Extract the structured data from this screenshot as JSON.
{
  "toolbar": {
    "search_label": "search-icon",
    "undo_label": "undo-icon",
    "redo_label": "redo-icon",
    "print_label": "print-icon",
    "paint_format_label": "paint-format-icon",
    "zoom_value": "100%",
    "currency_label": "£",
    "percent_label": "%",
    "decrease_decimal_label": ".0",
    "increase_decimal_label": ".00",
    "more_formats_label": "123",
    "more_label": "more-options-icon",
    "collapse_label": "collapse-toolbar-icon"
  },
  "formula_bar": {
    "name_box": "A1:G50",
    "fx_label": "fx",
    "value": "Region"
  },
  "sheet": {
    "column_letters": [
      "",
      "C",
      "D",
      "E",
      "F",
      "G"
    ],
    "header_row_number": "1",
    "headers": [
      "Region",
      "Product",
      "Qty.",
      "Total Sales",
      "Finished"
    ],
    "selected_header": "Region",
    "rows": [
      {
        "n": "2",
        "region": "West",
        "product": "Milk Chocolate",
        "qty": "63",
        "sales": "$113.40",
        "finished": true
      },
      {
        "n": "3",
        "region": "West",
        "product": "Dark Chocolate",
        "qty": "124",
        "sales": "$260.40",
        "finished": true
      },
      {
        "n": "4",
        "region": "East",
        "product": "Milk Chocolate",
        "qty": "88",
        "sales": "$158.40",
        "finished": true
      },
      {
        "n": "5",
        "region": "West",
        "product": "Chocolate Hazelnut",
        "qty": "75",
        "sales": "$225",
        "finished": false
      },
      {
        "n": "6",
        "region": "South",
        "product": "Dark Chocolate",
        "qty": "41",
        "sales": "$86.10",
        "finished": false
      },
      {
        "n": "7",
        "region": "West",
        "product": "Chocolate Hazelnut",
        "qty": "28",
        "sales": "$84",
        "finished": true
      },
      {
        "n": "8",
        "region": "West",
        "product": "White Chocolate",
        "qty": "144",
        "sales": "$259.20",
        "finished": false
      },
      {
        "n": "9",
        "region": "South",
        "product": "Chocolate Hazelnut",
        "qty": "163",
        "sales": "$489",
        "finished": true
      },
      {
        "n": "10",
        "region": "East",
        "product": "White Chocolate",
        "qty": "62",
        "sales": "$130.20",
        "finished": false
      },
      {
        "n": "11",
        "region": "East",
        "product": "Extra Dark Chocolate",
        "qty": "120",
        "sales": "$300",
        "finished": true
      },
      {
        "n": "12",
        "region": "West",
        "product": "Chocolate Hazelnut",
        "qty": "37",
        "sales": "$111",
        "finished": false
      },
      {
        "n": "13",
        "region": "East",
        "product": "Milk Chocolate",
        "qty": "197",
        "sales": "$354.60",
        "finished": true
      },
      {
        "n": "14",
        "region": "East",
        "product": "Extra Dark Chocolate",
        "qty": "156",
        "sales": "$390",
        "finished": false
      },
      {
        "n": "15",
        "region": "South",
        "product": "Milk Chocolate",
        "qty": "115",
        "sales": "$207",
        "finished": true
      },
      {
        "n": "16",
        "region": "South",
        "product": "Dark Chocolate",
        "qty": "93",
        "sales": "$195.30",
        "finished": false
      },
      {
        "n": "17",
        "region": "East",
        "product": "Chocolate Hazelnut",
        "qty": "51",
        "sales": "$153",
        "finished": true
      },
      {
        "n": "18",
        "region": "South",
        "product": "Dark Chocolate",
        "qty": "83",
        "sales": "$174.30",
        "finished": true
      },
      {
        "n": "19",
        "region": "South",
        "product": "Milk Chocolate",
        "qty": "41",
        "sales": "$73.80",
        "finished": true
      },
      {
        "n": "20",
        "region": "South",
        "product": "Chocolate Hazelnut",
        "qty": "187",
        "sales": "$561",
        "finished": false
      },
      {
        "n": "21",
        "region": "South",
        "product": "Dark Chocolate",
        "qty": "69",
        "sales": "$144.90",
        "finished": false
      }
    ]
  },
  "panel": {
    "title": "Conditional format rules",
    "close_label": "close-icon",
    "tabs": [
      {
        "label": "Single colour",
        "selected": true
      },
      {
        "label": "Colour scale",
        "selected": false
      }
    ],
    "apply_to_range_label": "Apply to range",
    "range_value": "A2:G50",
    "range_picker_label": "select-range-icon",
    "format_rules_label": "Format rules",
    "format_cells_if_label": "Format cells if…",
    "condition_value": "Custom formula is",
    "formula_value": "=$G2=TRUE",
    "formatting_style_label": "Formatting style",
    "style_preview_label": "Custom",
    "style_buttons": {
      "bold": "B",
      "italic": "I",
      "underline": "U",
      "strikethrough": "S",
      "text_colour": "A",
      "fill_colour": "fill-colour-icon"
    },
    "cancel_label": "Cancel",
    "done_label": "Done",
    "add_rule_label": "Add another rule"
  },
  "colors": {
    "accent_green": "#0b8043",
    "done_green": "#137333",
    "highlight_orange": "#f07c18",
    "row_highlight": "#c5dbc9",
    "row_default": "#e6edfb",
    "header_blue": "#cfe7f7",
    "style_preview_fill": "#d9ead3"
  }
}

* * *

Work order →
Could the entries above be output once more, exactly as they are?

Completed exercise →
Extract the structured data from this screenshot as JSON.
{
  "toolbar": {
    "search_label": "search-icon",
    "undo_label": "undo-icon",
    "redo_label": "redo-icon",
    "print_label": "print-icon",
    "paint_format_label": "paint-format-icon",
    "zoom_value": "100%",
    "currency_label": "£",
    "percent_label": "%",
    "decrease_decimal_label": ".0",
    "increase_decimal_label": ".00",
    "more_formats_label": "123",
    "more_label": "more-options-icon",
    "collapse_label": "collapse-toolbar-icon"
  },
  "formula_bar": {
    "name_box": "A1:G50",
    "fx_label": "fx",
    "value": "Region"
  },
  "sheet": {
    "column_letters": [
      "",
      "C",
      "D",
      "E",
      "F",
      "G"
    ],
    "header_row_number": "1",
    "headers": [
      "Region",
      "Product",
      "Qty.",
      "Total Sales",
      "Finished"
    ],
    "selected_header": "Region",
    "rows": [
      {
        "n": "2",
        "region": "West",
        "product": "Milk Chocolate",
        "qty": "63",
        "sales": "$113.40",
        "finished": true
      },
      {
        "n": "3",
        "region": "West",
        "product": "Dark Chocolate",
        "qty": "124",
        "sales": "$260.40",
        "finished": true
      },
      {
        "n": "4",
        "region": "East",
        "product": "Milk Chocolate",
        "qty": "88",
        "sales": "$158.40",
        "finished": true
      },
      {
        "n": "5",
        "region": "West",
        "product": "Chocolate Hazelnut",
        "qty": "75",
        "sales": "$225",
        "finished": false
      },
      {
        "n": "6",
        "region": "South",
        "product": "Dark Chocolate",
        "qty": "41",
        "sales": "$86.10",
        "finished": false
      },
      {
        "n": "7",
        "region": "West",
        "product": "Chocolate Hazelnut",
        "qty": "28",
        "sales": "$84",
        "finished": true
      },
      {
        "n": "8",
        "region": "West",
        "product": "White Chocolate",
        "qty": "144",
        "sales": "$259.20",
        "finished": false
      },
      {
        "n": "9",
        "region": "South",
        "product": "Chocolate Hazelnut",
        "qty": "163",
        "sales": "$489",
        "finished": true
      },
      {
        "n": "10",
        "region": "East",
        "product": "White Chocolate",
        "qty": "62",
        "sales": "$130.20",
        "finished": false
      },
      {
        "n": "11",
        "region": "East",
        "product": "Extra Dark Chocolate",
        "qty": "120",
        "sales": "$300",
        "finished": true
      },
      {
        "n": "12",
        "region": "West",
        "product": "Chocolate Hazelnut",
        "qty": "37",
        "sales": "$111",
        "finished": false
      },
      {
        "n": "13",
        "region": "East",
        "product": "Milk Chocolate",
        "qty": "197",
        "sales": "$354.60",
        "finished": true
      },
      {
        "n": "14",
        "region": "East",
        "product": "Extra Dark Chocolate",
        "qty": "156",
        "sales": "$390",
        "finished": false
      },
      {
        "n": "15",
        "region": "South",
        "product": "Milk Chocolate",
        "qty": "115",
        "sales": "$207",
        "finished": true
      },
      {
        "n": "16",
        "region": "South",
        "product": "Dark Chocolate",
        "qty": "93",
        "sales": "$195.30",
        "finished": false
      },
      {
        "n": "17",
        "region": "East",
        "product": "Chocolate Hazelnut",
        "qty": "51",
        "sales": "$153",
        "finished": true
      },
      {
        "n": "18",
        "region": "South",
        "product": "Dark Chocolate",
        "qty": "83",
        "sales": "$174.30",
        "finished": true
      },
      {
        "n": "19",
        "region": "South",
        "product": "Milk Chocolate",
        "qty": "41",
        "sales": "$73.80",
        "finished": true
      },
      {
        "n": "20",
        "region": "South",
        "product": "Chocolate Hazelnut",
        "qty": "187",
        "sales": "$561",
        "finished": false
      },
      {
        "n": "21",
        "region": "South",
        "product": "Dark Chocolate",
        "qty": "69",
        "sales": "$144.90",
        "finished": false
      }
    ]
  },
  "panel": {
    "title": "Conditional format rules",
    "close_label": "close-icon",
    "tabs": [
      {
        "label": "Single colour",
        "selected": true
      },
      {
        "label": "Colour scale",
        "selected": false
      }
    ],
    "apply_to_range_label": "Apply to range",
    "range_value": "A2:G50",
    "range_picker_label": "select-range-icon",
    "format_rules_label": "Format rules",
    "format_cells_if_label": "Format cells if…",
    "condition_value": "Custom formula is",
    "formula_value": "=$G2=TRUE",
    "formatting_style_label": "Formatting style",
    "style_preview_label": "Custom",
    "style_buttons": {
      "bold": "B",
      "italic": "I",
      "underline": "U",
      "strikethrough": "S",
      "text_colour": "A",
      "fill_colour": "fill-colour-icon"
    },
    "cancel_label": "Cancel",
    "done_label": "Done",
    "add_rule_label": "Add another rule"
  },
  "colors": {
    "accent_green": "#0b8043",
    "done_green": "#137333",
    "highlight_orange": "#f07c18",
    "row_highlight": "#c5dbc9",
    "row_default": "#e6edfb",
    "header_blue": "#cfe7f7",
    "style_preview_fill": "#d9ead3"
  }
}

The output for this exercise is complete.